PROMPT:
Reproduce all of the data below without alteration; exclude every picture.

PROVIDED ENTRIES:
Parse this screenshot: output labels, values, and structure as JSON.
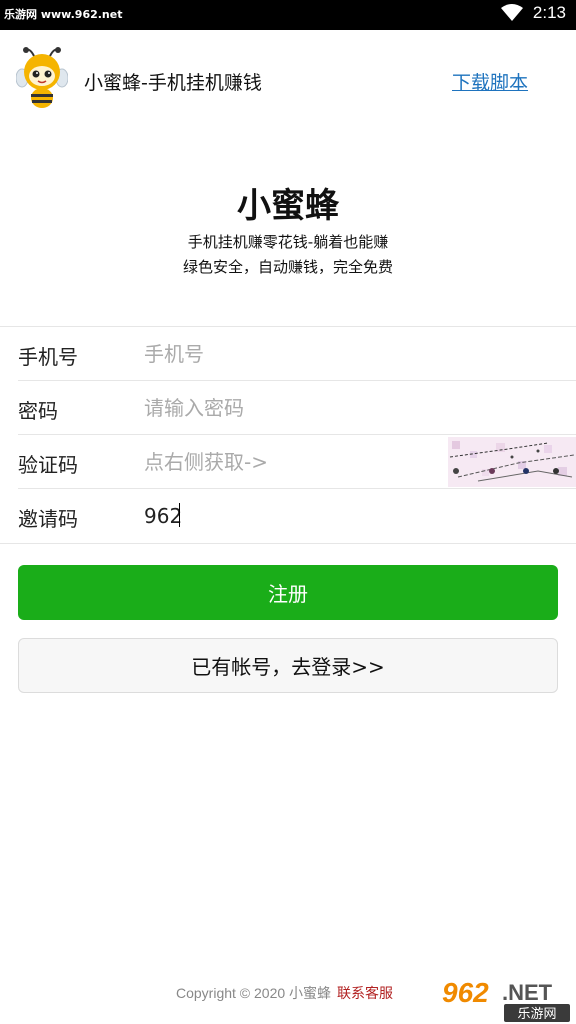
{
  "status_bar": {
    "watermark": "乐游网 www.962.net",
    "time": "2:13"
  },
  "header": {
    "app_title": "小蜜蜂-手机挂机赚钱",
    "download_link": "下载脚本"
  },
  "hero": {
    "title": "小蜜蜂",
    "line1": "手机挂机赚零花钱-躺着也能赚",
    "line2": "绿色安全，自动赚钱，完全免费"
  },
  "form": {
    "phone": {
      "label": "手机号",
      "placeholder": "手机号",
      "value": ""
    },
    "password": {
      "label": "密码",
      "placeholder": "请输入密码",
      "value": ""
    },
    "captcha": {
      "label": "验证码",
      "placeholder": "点右侧获取->",
      "value": ""
    },
    "invite": {
      "label": "邀请码",
      "placeholder": "",
      "value": "962"
    }
  },
  "buttons": {
    "register": "注册",
    "login": "已有帐号，去登录>>"
  },
  "footer": {
    "copyright": "Copyright © 2020 小蜜蜂",
    "contact": "联系客服"
  },
  "watermark_bottom": {
    "number": "962",
    "suffix": ".NET",
    "site": "乐游网"
  },
  "colors": {
    "accent_green": "#1aad19",
    "link_blue": "#1e73be",
    "contact_red": "#b22222"
  },
  "icons": {
    "logo": "bee-logo-icon",
    "wifi": "wifi-icon",
    "captcha": "captcha-image"
  }
}
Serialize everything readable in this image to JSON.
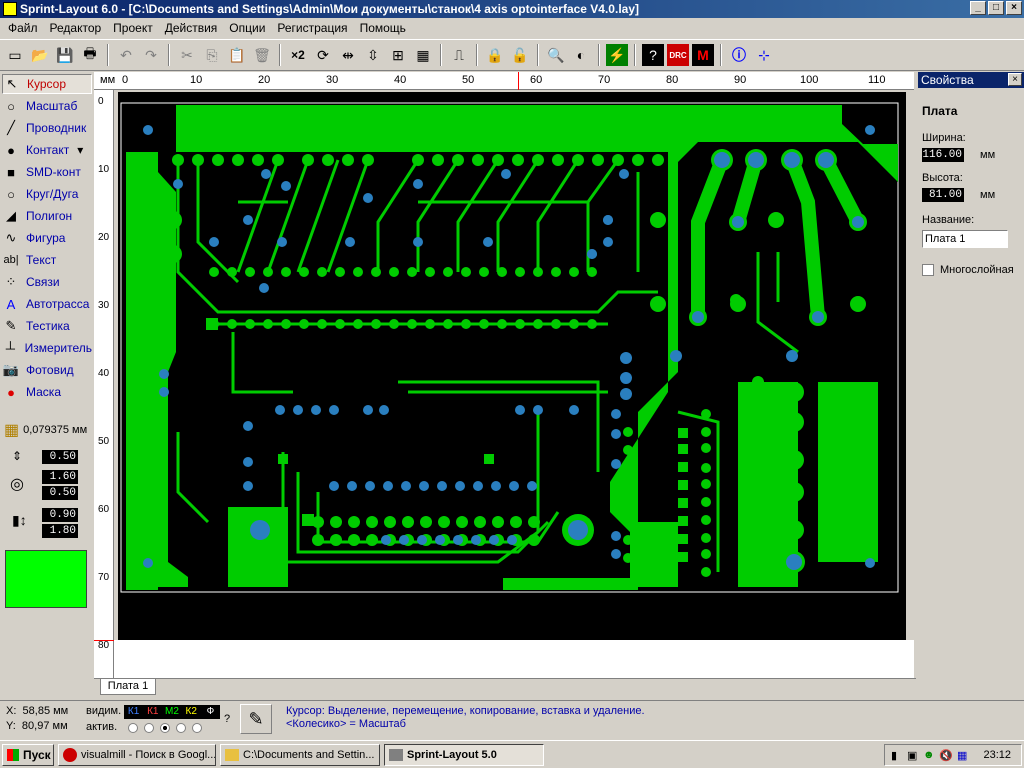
{
  "window": {
    "title": "Sprint-Layout 6.0 - [C:\\Documents and Settings\\Admin\\Мои документы\\станок\\4 axis optointerface V4.0.lay]"
  },
  "menu": [
    "Файл",
    "Редактор",
    "Проект",
    "Действия",
    "Опции",
    "Регистрация",
    "Помощь"
  ],
  "toolbar": [
    "new-icon",
    "open-icon",
    "save-icon",
    "print-icon",
    "undo-icon",
    "redo-icon",
    "cut-icon",
    "copy-icon",
    "paste-icon",
    "delete-icon",
    "x2",
    "rotate-icon",
    "mirror-h-icon",
    "mirror-v-icon",
    "align-icon",
    "group-icon",
    "fixed-icon",
    "lock-icon",
    "unlock-icon",
    "zoom-icon",
    "contrast-icon",
    "autoroute-icon",
    "photoview-icon",
    "drc-icon",
    "macro-icon",
    "info-icon",
    "net-icon"
  ],
  "toolbar_x2": "×2",
  "tools": [
    {
      "label": "Курсор",
      "icon": "cursor-icon"
    },
    {
      "label": "Масштаб",
      "icon": "zoom-icon"
    },
    {
      "label": "Проводник",
      "icon": "track-icon"
    },
    {
      "label": "Контакт",
      "icon": "pad-icon"
    },
    {
      "label": "SMD-конт",
      "icon": "smd-icon"
    },
    {
      "label": "Круг/Дуга",
      "icon": "circle-icon"
    },
    {
      "label": "Полигон",
      "icon": "polygon-icon"
    },
    {
      "label": "Фигура",
      "icon": "shape-icon"
    },
    {
      "label": "Текст",
      "icon": "text-icon"
    },
    {
      "label": "Связи",
      "icon": "connections-icon"
    },
    {
      "label": "Автотрасса",
      "icon": "autoroute-icon"
    },
    {
      "label": "Тестика",
      "icon": "test-icon"
    },
    {
      "label": "Измеритель",
      "icon": "measure-icon"
    },
    {
      "label": "Фотовид",
      "icon": "photoview-icon"
    },
    {
      "label": "Маска",
      "icon": "mask-icon"
    }
  ],
  "grid": "0,079375 мм",
  "track_width": "0.50",
  "pad_outer": "1.60",
  "pad_inner": "0.50",
  "smd_w": "0.90",
  "smd_h": "1.80",
  "active_color": "#00ff00",
  "ruler_unit": "мм",
  "ruler_top_ticks": [
    "0",
    "10",
    "20",
    "30",
    "40",
    "50",
    "60",
    "70",
    "80",
    "90",
    "100",
    "110"
  ],
  "ruler_left_ticks": [
    "0",
    "10",
    "20",
    "30",
    "40",
    "50",
    "60",
    "70",
    "80"
  ],
  "board_tab": "Плата 1",
  "properties": {
    "title": "Свойства",
    "section": "Плата",
    "width_label": "Ширина:",
    "width_value": "116.00",
    "height_label": "Высота:",
    "height_value": "81.00",
    "unit": "мм",
    "name_label": "Название:",
    "name_value": "Плата 1",
    "multilayer_label": "Многослойная"
  },
  "status": {
    "x_label": "X:",
    "x_value": "58,85 мм",
    "y_label": "Y:",
    "y_value": "80,97 мм",
    "visible_label": "видим.",
    "active_label": "актив.",
    "layers": [
      "К1",
      "К1",
      "М2",
      "К2",
      "Ф"
    ],
    "help_char": "?",
    "message_line1": "Курсор: Выделение, перемещение, копирование, вставка и удаление.",
    "message_line2": "<Колесико> = Масштаб"
  },
  "taskbar": {
    "start": "Пуск",
    "tasks": [
      {
        "label": "visualmill - Поиск в Googl...",
        "active": false
      },
      {
        "label": "C:\\Documents and Settin...",
        "active": false
      },
      {
        "label": "Sprint-Layout 5.0",
        "active": true
      }
    ],
    "clock": "23:12"
  }
}
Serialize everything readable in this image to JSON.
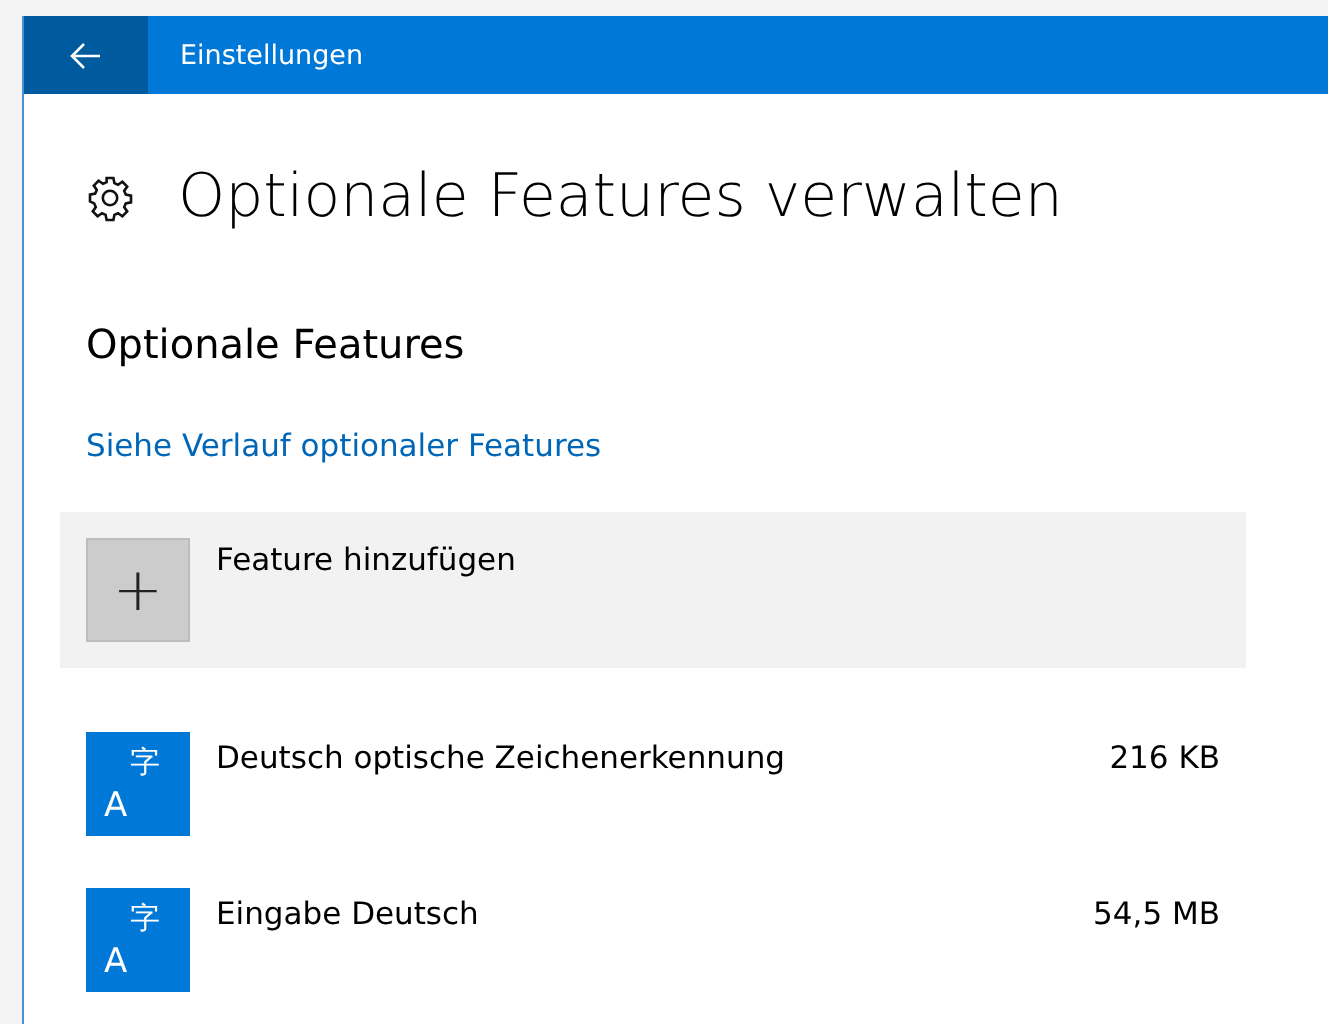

THE RESPONSE:
Parse this screenshot: output labels, values, and structure as JSON.
{
  "status_bar": {
    "watermark": "乐游网 www.962.net",
    "time": "2:13"
  },
  "header": {
    "app_title": "小蜜蜂-手机挂机赚钱",
    "download_link": "下载脚本"
  },
  "hero": {
    "title": "小蜜蜂",
    "line1": "手机挂机赚零花钱-躺着也能赚",
    "line2": "绿色安全，自动赚钱，完全免费"
  },
  "form": {
    "phone": {
      "label": "手机号",
      "placeholder": "手机号",
      "value": ""
    },
    "password": {
      "label": "密码",
      "placeholder": "请输入密码",
      "value": ""
    },
    "captcha": {
      "label": "验证码",
      "placeholder": "点右侧获取->",
      "value": ""
    },
    "invite": {
      "label": "邀请码",
      "placeholder": "",
      "value": "962"
    }
  },
  "buttons": {
    "register": "注册",
    "login": "已有帐号，去登录>>"
  },
  "footer": {
    "copyright": "Copyright © 2020 小蜜蜂",
    "contact": "联系客服"
  },
  "watermark_bottom": {
    "number": "962",
    "suffix": ".NET",
    "site": "乐游网"
  },
  "colors": {
    "accent_green": "#1aad19",
    "link_blue": "#1e73be",
    "contact_red": "#b22222"
  },
  "icons": {
    "logo": "bee-logo-icon",
    "wifi": "wifi-icon",
    "captcha": "captcha-image"
  }
}
Serialize everything readable in this image to JSON.
{
  "window": {
    "title": "Sprint-Layout 6.0 - [C:\\Documents and Settings\\Admin\\Мои документы\\станок\\4 axis optointerface V4.0.lay]"
  },
  "menu": [
    "Файл",
    "Редактор",
    "Проект",
    "Действия",
    "Опции",
    "Регистрация",
    "Помощь"
  ],
  "toolbar": [
    "new-icon",
    "open-icon",
    "save-icon",
    "print-icon",
    "undo-icon",
    "redo-icon",
    "cut-icon",
    "copy-icon",
    "paste-icon",
    "delete-icon",
    "x2",
    "rotate-icon",
    "mirror-h-icon",
    "mirror-v-icon",
    "align-icon",
    "group-icon",
    "fixed-icon",
    "lock-icon",
    "unlock-icon",
    "zoom-icon",
    "contrast-icon",
    "autoroute-icon",
    "photoview-icon",
    "drc-icon",
    "macro-icon",
    "info-icon",
    "net-icon"
  ],
  "toolbar_x2": "×2",
  "tools": [
    {
      "label": "Курсор",
      "icon": "cursor-icon"
    },
    {
      "label": "Масштаб",
      "icon": "zoom-icon"
    },
    {
      "label": "Проводник",
      "icon": "track-icon"
    },
    {
      "label": "Контакт",
      "icon": "pad-icon"
    },
    {
      "label": "SMD-конт",
      "icon": "smd-icon"
    },
    {
      "label": "Круг/Дуга",
      "icon": "circle-icon"
    },
    {
      "label": "Полигон",
      "icon": "polygon-icon"
    },
    {
      "label": "Фигура",
      "icon": "shape-icon"
    },
    {
      "label": "Текст",
      "icon": "text-icon"
    },
    {
      "label": "Связи",
      "icon": "connections-icon"
    },
    {
      "label": "Автотрасса",
      "icon": "autoroute-icon"
    },
    {
      "label": "Тестика",
      "icon": "test-icon"
    },
    {
      "label": "Измеритель",
      "icon": "measure-icon"
    },
    {
      "label": "Фотовид",
      "icon": "photoview-icon"
    },
    {
      "label": "Маска",
      "icon": "mask-icon"
    }
  ],
  "grid": "0,079375 мм",
  "track_width": "0.50",
  "pad_outer": "1.60",
  "pad_inner": "0.50",
  "smd_w": "0.90",
  "smd_h": "1.80",
  "active_color": "#00ff00",
  "ruler_unit": "мм",
  "ruler_top_ticks": [
    "0",
    "10",
    "20",
    "30",
    "40",
    "50",
    "60",
    "70",
    "80",
    "90",
    "100",
    "110"
  ],
  "ruler_left_ticks": [
    "0",
    "10",
    "20",
    "30",
    "40",
    "50",
    "60",
    "70",
    "80"
  ],
  "board_tab": "Плата 1",
  "properties": {
    "title": "Свойства",
    "section": "Плата",
    "width_label": "Ширина:",
    "width_value": "116.00",
    "height_label": "Высота:",
    "height_value": "81.00",
    "unit": "мм",
    "name_label": "Название:",
    "name_value": "Плата 1",
    "multilayer_label": "Многослойная"
  },
  "status": {
    "x_label": "X:",
    "x_value": "58,85 мм",
    "y_label": "Y:",
    "y_value": "80,97 мм",
    "visible_label": "видим.",
    "active_label": "актив.",
    "layers": [
      "К1",
      "К1",
      "М2",
      "К2",
      "Ф"
    ],
    "help_char": "?",
    "message_line1": "Курсор: Выделение, перемещение, копирование, вставка и удаление.",
    "message_line2": "<Колесико> = Масштаб"
  },
  "taskbar": {
    "start": "Пуск",
    "tasks": [
      {
        "label": "visualmill - Поиск в Googl...",
        "active": false
      },
      {
        "label": "C:\\Documents and Settin...",
        "active": false
      },
      {
        "label": "Sprint-Layout 5.0",
        "active": true
      }
    ],
    "clock": "23:12"
  }
}
Serialize everything readable in this image to JSON.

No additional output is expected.